WHAT YOU WILL DO: Copy the data word for word, keeping every line.

DATA LISTING:
┄┄┄┄┄┄┄┄┄┄┄┄┄┄┄┄┄┄┄┄
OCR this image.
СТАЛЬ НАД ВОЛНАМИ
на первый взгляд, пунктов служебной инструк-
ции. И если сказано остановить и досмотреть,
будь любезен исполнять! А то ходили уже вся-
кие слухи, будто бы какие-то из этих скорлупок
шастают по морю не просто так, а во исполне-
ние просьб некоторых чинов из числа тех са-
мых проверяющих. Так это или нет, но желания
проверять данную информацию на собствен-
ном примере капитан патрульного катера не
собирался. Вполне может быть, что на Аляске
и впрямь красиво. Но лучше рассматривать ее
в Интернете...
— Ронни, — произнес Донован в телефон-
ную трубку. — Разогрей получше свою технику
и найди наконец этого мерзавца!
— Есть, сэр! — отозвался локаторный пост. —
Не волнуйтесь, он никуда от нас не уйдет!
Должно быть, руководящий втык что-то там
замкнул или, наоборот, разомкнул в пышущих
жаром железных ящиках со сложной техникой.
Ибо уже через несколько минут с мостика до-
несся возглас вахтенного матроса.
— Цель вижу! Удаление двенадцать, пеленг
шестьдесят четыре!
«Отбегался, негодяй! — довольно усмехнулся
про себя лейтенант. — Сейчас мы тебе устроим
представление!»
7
┄┄┄┄┄┄┄┄┄┄┄┄┄┄┄┄┄┄┄┄
ANSWER TO THIS TASK:
OCR this image.
СТАЛЬ НАД ВОЛНАМИ
на первый взгляд, пунктов служебной инструк-
ции. И если сказано остановить и досмотреть,
будь любезен исполнять! А то ходили уже вся-
кие слухи, будто бы какие-то из этих скорлупок
шастают по морю не просто так, а во исполне-
ние просьб некоторых чинов из числа тех са-
мых проверяющих. Так это или нет, но желания
проверять данную информацию на собствен-
ном примере капитан патрульного катера не
собирался. Вполне может быть, что на Аляске
и впрямь красиво. Но лучше рассматривать ее
в Интернете...
— Ронни, — произнес Донован в телефон-
ную трубку. — Разогрей получше свою технику
и найди наконец этого мерзавца!
— Есть, сэр! — отозвался локаторный пост. —
Не волнуйтесь, он никуда от нас не уйдет!
Должно быть, руководящий втык что-то там
замкнул или, наоборот, разомкнул в пышущих
жаром железных ящиках со сложной техникой.
Ибо уже через несколько минут с мостика до-
несся возглас вахтенного матроса.
— Цель вижу! Удаление двенадцать, пеленг
шестьдесят четыре!
«Отбегался, негодяй! — довольно усмехнулся
про себя лейтенант. — Сейчас мы тебе устроим
представление!»
7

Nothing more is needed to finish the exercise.